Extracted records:

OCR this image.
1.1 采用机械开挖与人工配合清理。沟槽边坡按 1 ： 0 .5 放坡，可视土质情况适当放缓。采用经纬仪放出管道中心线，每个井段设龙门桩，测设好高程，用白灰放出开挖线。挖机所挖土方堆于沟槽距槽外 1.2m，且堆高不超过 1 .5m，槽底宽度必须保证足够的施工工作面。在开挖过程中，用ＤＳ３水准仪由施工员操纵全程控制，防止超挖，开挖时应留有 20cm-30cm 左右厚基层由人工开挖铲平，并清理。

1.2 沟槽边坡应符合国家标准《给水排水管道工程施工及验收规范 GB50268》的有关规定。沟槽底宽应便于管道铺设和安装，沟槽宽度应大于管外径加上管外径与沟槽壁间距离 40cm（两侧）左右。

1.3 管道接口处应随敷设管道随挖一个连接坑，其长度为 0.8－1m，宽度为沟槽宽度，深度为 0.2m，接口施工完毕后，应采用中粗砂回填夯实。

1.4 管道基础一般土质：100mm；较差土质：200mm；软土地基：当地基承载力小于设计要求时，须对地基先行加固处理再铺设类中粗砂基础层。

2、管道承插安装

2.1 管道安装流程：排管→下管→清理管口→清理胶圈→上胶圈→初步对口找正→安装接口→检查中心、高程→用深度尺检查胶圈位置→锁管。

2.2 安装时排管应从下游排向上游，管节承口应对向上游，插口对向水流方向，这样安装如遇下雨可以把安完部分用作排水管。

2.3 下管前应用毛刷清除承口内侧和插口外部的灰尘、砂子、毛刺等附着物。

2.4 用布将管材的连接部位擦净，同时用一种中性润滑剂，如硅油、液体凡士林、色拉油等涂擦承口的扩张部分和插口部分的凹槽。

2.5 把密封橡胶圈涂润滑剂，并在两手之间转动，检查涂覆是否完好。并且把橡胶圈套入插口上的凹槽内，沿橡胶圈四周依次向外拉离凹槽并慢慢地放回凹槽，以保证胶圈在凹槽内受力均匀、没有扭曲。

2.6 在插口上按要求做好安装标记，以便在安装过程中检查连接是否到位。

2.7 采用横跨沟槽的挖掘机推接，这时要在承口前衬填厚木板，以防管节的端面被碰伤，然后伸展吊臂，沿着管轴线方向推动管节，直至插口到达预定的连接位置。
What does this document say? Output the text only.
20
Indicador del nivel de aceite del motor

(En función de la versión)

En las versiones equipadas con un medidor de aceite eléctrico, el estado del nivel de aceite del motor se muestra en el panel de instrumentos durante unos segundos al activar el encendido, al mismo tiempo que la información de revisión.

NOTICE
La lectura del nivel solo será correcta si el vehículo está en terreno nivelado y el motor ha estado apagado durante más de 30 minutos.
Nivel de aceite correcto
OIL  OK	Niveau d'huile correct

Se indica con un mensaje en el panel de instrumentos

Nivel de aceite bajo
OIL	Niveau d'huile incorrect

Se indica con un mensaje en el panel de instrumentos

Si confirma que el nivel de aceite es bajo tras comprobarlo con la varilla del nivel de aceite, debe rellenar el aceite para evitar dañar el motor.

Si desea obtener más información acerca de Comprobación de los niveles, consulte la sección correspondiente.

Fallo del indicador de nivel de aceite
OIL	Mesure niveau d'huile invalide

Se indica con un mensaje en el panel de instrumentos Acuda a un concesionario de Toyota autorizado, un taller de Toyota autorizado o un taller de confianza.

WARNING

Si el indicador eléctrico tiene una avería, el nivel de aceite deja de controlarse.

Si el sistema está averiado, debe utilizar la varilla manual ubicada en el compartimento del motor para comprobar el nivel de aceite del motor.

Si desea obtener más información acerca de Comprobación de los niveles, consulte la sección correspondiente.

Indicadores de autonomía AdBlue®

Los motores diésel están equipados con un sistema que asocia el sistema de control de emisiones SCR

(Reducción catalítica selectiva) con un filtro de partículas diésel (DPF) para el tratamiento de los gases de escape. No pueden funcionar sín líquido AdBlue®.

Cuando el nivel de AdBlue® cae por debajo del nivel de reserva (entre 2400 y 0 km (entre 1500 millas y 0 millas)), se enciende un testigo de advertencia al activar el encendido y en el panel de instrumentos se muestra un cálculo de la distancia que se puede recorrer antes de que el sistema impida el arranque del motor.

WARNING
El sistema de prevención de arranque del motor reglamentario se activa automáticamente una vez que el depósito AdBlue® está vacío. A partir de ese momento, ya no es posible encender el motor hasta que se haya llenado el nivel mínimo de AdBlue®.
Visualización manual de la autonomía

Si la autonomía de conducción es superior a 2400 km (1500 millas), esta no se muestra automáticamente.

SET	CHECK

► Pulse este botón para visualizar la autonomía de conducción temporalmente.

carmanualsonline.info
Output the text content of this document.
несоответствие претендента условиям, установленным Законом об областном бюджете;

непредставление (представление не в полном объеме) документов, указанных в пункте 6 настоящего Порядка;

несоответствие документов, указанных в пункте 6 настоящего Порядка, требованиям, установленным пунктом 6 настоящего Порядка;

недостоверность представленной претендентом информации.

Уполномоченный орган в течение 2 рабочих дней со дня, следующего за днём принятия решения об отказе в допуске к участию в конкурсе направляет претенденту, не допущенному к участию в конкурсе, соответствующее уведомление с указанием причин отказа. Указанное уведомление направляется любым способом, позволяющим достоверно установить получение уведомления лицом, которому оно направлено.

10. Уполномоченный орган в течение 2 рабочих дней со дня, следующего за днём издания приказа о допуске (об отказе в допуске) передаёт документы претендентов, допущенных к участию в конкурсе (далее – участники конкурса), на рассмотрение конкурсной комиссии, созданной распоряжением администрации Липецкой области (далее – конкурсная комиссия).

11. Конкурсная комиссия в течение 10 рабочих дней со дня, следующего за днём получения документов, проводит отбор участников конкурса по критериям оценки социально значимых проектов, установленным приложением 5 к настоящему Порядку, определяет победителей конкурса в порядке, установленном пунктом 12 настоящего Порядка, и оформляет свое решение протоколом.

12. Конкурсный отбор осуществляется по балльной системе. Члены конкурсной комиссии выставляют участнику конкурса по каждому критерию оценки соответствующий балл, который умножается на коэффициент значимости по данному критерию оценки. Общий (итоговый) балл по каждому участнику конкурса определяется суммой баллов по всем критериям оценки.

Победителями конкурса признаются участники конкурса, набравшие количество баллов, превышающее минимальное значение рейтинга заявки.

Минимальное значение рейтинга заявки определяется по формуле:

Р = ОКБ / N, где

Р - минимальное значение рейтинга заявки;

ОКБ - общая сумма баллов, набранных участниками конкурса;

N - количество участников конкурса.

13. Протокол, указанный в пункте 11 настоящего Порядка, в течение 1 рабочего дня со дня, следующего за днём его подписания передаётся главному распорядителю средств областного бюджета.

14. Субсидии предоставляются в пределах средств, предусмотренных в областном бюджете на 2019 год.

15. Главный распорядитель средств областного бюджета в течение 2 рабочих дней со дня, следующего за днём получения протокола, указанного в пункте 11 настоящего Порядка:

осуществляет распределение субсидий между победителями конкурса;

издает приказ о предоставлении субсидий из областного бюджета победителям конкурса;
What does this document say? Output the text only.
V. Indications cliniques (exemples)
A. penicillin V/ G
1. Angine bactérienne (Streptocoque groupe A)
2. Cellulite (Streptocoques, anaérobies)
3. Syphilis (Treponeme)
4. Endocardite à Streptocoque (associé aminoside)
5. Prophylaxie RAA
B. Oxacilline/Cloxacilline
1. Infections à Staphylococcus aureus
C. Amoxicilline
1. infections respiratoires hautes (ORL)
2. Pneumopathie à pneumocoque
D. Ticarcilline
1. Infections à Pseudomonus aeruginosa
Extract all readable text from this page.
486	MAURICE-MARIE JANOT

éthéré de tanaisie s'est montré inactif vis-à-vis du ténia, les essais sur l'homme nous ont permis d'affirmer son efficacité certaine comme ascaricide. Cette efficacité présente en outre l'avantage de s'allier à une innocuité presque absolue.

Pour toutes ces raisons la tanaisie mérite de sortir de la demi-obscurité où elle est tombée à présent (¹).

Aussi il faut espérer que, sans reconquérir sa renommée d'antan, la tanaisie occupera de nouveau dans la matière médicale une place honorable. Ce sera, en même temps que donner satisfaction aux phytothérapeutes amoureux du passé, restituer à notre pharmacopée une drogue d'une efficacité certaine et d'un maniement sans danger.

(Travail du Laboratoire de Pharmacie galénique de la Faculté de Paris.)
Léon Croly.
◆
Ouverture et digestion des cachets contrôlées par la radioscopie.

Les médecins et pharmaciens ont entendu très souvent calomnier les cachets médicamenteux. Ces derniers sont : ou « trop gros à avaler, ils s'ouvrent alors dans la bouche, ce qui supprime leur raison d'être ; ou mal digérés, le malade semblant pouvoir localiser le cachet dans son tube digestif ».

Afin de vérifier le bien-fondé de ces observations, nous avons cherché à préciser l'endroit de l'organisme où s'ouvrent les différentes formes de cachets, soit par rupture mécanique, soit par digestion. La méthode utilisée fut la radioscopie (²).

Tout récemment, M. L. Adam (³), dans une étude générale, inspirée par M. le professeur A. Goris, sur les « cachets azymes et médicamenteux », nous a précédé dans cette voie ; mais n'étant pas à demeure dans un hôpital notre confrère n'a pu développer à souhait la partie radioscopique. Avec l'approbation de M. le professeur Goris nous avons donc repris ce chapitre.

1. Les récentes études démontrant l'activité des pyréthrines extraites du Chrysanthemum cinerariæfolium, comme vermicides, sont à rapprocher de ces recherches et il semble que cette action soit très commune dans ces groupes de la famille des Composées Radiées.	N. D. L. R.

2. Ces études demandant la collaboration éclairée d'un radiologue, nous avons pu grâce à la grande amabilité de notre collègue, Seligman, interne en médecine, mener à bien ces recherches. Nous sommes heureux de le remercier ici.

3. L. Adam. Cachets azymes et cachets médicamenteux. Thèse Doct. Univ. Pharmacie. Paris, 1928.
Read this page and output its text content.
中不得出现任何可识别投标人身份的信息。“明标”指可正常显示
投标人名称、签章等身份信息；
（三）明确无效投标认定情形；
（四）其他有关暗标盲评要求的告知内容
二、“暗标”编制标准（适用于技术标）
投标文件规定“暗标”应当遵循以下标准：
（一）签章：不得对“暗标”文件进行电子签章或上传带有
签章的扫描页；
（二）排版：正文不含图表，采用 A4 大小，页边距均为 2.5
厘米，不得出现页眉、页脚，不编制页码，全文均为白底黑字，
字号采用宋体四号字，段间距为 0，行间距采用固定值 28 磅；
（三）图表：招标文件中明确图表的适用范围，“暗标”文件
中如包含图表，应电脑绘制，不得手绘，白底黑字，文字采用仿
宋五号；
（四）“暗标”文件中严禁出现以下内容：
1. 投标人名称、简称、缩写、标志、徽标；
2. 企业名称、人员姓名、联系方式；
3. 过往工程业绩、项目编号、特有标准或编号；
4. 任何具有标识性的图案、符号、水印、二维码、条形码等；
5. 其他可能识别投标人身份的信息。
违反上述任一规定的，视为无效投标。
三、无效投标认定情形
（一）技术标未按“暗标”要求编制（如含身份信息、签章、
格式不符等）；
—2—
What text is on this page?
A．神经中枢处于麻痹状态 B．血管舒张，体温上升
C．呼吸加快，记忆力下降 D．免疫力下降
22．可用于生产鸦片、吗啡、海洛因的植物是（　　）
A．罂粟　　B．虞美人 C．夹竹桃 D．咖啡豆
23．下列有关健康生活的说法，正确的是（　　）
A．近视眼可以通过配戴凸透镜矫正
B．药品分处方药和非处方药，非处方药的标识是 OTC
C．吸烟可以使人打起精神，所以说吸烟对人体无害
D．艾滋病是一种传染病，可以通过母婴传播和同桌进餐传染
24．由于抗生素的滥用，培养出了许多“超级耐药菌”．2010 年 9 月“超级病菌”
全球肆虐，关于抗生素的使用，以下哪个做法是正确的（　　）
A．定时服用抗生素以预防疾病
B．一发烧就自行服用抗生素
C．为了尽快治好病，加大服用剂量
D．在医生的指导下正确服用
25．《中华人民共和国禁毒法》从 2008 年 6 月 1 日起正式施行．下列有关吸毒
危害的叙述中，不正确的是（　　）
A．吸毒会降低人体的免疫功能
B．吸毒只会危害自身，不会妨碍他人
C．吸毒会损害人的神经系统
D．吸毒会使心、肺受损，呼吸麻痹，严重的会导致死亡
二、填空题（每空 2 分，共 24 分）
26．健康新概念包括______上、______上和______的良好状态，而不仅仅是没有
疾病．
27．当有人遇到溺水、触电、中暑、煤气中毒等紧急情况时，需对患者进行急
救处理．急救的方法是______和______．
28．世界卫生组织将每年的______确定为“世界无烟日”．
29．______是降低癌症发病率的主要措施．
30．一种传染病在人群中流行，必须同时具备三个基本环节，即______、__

Exercise instructions: Copy out every line of the listing that contains the string "участников".

Solution to this task:
11. Конкурсная комиссия в течение 10 рабочих дней со дня, следующего за днём получения документов, проводит отбор участников конкурса по критериям оценки социально значимых проектов, установленным приложением 5 к настоящему Порядку, определяет победителей конкурса в порядке, установленном пунктом 12 настоящего Порядка, и оформляет свое решение протоколом.
N - количество участников конкурса.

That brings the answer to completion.